● Problem to solve
Please print the lines between the one with "What data populates" and the one with "Extract the structured", both ends included, exactly as written, with no pictures.

'''

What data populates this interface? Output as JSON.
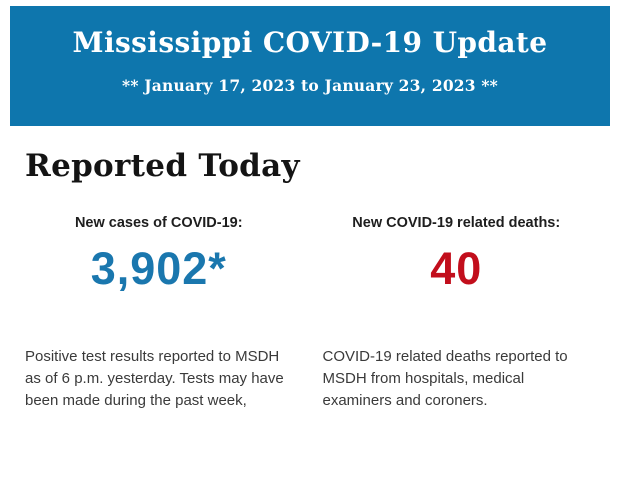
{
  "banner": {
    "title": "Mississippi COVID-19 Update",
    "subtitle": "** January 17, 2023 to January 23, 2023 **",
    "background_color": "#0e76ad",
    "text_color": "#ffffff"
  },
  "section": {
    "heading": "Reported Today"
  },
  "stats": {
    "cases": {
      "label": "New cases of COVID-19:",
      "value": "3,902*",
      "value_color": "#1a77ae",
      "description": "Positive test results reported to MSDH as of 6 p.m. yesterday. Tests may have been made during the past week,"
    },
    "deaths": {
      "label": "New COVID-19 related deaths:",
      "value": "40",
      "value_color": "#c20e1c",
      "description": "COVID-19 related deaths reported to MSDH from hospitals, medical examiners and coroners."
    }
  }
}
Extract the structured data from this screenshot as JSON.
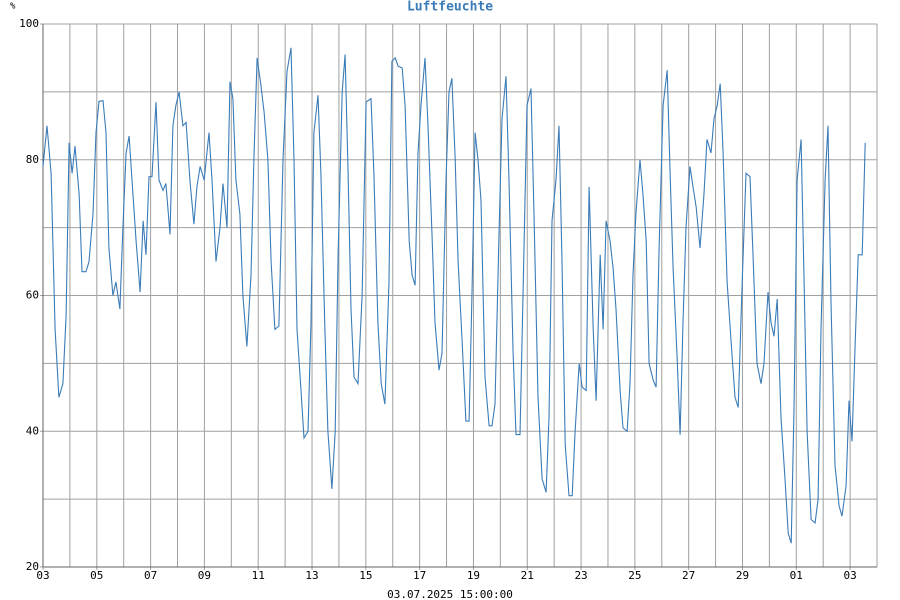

'''
'''

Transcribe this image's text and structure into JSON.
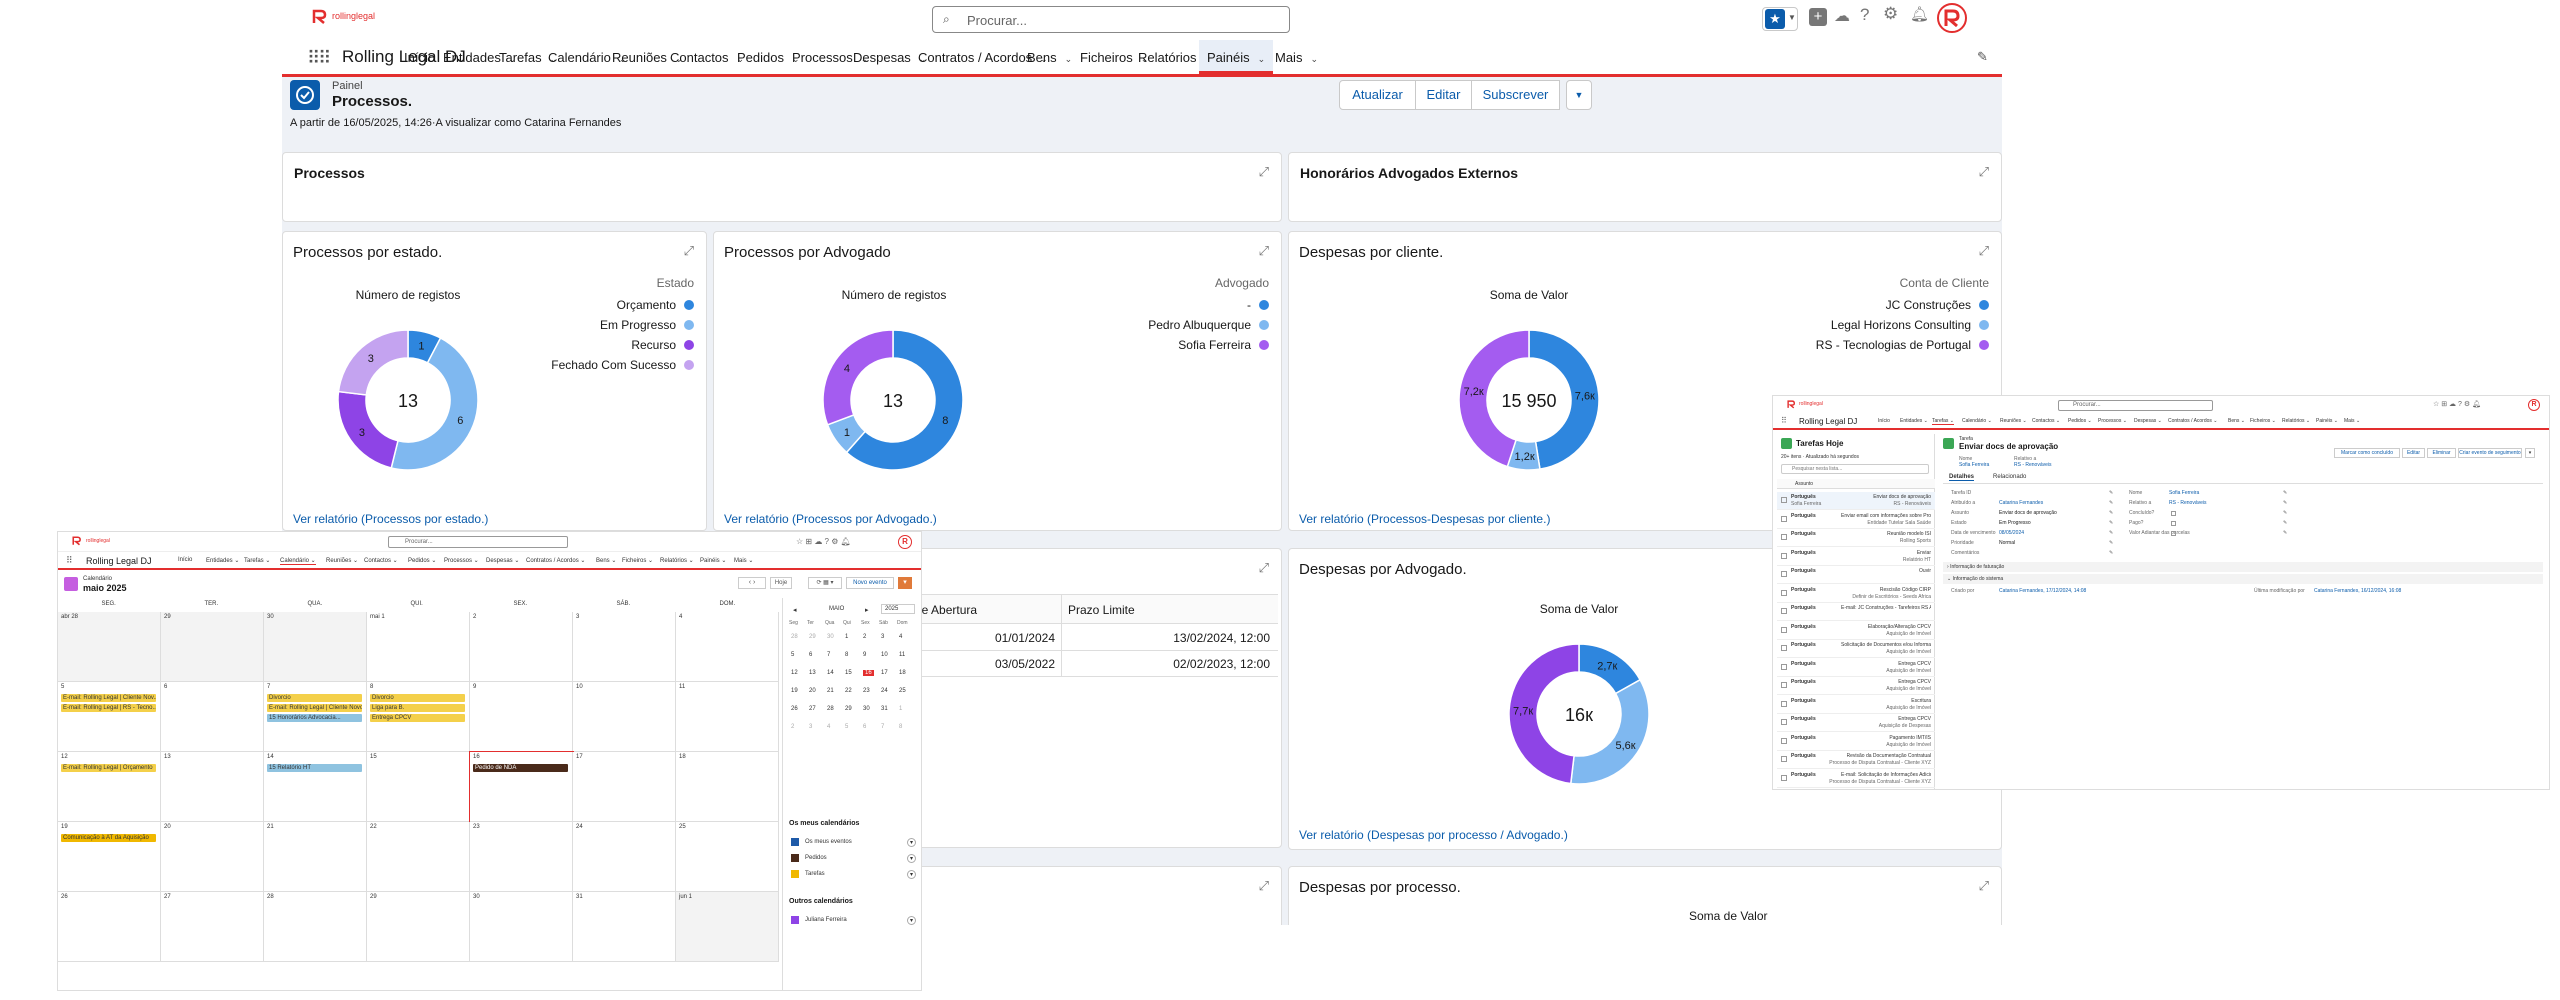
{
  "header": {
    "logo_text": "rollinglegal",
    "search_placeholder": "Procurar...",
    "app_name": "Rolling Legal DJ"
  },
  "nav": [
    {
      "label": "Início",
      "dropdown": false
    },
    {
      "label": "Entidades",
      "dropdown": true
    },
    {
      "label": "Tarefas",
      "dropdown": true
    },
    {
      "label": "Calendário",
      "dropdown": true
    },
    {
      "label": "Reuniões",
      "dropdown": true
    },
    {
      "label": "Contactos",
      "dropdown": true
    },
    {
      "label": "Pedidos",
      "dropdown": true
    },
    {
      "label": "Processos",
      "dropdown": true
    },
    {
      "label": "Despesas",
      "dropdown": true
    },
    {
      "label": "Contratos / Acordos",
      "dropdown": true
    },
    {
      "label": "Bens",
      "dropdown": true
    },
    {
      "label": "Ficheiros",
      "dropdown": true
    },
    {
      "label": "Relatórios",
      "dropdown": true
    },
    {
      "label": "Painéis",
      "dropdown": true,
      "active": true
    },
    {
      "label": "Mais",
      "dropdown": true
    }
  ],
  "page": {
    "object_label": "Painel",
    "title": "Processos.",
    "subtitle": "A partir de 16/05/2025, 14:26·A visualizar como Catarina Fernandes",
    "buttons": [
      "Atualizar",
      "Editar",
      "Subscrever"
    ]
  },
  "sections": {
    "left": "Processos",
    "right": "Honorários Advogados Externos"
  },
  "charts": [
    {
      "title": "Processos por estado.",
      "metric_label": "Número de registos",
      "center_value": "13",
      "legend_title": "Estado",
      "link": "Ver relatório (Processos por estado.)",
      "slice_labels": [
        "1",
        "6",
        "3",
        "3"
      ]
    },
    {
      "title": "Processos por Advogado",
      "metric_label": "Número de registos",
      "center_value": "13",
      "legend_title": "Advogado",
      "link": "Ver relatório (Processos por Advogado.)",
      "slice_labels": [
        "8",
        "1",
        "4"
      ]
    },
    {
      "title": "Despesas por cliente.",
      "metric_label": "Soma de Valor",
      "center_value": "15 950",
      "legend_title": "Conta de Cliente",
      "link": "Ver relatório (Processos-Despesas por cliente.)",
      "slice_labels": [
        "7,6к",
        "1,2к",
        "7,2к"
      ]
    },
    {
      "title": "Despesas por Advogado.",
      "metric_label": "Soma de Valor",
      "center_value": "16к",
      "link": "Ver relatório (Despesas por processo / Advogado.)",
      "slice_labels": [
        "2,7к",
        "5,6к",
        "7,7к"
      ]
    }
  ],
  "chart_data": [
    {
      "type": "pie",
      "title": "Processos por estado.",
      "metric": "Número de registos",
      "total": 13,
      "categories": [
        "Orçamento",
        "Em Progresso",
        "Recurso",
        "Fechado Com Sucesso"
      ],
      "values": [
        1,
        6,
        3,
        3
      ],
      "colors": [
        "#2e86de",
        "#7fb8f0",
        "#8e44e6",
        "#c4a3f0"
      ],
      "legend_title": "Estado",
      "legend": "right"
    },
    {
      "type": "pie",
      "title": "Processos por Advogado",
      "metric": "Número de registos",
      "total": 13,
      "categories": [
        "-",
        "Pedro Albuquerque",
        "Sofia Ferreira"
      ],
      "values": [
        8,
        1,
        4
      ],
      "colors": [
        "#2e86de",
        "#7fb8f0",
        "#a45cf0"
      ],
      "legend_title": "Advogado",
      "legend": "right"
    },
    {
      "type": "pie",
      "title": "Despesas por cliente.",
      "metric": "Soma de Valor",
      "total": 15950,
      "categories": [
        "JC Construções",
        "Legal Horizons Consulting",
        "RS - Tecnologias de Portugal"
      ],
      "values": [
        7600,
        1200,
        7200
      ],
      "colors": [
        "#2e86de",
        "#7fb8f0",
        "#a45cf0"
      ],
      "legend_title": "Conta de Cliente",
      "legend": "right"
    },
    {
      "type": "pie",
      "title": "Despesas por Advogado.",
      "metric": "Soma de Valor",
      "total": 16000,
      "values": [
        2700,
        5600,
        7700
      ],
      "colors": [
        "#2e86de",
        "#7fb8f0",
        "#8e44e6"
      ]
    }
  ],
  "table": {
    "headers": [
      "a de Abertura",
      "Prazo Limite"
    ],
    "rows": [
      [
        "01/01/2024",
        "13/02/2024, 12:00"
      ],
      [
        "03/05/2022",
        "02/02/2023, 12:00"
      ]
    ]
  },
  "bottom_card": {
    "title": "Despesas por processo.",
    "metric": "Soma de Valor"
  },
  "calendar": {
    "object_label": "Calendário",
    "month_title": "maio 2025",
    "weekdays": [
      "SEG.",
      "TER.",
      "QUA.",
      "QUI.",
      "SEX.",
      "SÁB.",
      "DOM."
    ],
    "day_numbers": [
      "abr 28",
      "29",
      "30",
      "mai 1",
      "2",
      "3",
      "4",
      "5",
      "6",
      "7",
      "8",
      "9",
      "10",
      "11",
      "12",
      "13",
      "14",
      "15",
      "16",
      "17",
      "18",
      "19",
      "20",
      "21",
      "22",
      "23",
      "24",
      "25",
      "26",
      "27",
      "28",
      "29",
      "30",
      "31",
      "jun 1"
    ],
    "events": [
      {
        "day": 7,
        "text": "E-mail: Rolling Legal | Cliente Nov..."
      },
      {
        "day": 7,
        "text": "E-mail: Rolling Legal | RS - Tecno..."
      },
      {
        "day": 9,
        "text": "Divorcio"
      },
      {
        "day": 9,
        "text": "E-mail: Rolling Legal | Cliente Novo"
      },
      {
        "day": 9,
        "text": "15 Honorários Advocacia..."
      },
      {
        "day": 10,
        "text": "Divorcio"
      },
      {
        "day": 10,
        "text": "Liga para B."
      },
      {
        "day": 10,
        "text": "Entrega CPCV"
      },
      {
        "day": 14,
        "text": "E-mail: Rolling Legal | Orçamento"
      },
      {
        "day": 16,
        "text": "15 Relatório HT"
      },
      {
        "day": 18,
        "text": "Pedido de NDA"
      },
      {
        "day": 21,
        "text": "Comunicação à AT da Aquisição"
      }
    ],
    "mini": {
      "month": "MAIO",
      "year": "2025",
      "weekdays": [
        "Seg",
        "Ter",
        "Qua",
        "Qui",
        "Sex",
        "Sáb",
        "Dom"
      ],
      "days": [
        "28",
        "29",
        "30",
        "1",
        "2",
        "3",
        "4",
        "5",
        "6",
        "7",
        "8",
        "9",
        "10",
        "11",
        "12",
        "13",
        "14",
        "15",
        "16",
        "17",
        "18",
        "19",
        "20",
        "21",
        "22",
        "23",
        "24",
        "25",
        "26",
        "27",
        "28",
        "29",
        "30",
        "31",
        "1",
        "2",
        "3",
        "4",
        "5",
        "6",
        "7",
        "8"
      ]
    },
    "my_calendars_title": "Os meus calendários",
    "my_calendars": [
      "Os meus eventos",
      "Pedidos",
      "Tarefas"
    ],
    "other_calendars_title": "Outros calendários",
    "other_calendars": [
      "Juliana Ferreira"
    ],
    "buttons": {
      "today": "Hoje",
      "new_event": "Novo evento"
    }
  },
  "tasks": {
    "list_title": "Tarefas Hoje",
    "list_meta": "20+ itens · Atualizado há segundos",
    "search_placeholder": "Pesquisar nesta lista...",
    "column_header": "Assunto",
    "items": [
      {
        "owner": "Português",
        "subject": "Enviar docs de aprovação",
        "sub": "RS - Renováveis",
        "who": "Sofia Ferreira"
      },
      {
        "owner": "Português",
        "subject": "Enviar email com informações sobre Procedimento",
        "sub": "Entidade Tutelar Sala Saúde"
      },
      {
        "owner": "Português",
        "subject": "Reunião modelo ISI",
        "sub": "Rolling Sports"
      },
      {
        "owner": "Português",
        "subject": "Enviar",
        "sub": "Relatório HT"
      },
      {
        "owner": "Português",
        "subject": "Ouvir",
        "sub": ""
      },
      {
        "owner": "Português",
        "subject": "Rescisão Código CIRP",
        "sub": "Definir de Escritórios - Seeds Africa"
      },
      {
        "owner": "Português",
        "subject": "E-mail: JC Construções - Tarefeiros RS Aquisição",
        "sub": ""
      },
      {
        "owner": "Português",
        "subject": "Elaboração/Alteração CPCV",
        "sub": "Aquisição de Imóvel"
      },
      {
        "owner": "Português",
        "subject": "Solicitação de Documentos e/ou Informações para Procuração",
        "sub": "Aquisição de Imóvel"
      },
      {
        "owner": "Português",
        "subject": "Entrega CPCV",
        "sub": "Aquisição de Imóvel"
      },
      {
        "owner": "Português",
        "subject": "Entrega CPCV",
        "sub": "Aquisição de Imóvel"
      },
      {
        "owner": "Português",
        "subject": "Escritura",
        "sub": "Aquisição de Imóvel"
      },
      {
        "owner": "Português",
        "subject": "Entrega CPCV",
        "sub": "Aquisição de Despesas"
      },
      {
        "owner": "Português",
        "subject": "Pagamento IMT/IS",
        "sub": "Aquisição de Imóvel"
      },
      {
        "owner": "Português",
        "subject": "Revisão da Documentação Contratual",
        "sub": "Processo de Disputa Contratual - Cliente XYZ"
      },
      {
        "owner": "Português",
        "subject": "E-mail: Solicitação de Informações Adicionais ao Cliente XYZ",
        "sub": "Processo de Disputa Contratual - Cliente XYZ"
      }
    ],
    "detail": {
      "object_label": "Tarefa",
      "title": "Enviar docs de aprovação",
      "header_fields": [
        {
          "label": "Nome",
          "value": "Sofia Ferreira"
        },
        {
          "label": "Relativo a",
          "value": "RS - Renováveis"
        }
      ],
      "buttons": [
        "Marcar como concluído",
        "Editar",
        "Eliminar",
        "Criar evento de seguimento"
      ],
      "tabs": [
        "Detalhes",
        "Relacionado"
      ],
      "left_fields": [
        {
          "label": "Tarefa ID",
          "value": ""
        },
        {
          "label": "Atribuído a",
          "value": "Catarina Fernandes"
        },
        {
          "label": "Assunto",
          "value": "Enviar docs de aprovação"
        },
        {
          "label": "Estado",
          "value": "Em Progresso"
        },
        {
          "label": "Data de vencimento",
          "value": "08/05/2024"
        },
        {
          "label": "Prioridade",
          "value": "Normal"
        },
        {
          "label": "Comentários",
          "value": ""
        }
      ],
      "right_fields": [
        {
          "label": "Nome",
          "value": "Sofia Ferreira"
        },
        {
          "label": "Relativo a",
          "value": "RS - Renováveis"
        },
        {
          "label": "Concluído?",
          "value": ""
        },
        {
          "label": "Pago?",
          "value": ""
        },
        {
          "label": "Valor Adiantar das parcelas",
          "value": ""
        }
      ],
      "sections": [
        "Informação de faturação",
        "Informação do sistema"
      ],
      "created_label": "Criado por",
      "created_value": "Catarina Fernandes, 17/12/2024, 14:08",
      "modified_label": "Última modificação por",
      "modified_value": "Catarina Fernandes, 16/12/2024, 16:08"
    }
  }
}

'''

● Reply to the exercise
What data populates this interface? Output as JSON.
{
  "banner": {
    "title": "Mississippi COVID-19 Update",
    "subtitle": "** January 17, 2023 to January 23, 2023 **",
    "background_color": "#0e76ad",
    "text_color": "#ffffff"
  },
  "section": {
    "heading": "Reported Today"
  },
  "stats": {
    "cases": {
      "label": "New cases of COVID-19:",
      "value": "3,902*",
      "value_color": "#1a77ae",
      "description": "Positive test results reported to MSDH as of 6 p.m. yesterday. Tests may have been made during the past week,"
    },
    "deaths": {
      "label": "New COVID-19 related deaths:",
      "value": "40",
      "value_color": "#c20e1c",
      "description": "COVID-19 related deaths reported to MSDH from hospitals, medical examiners and coroners."
    }
  }
}
Extract the structured data from this screenshot as JSON.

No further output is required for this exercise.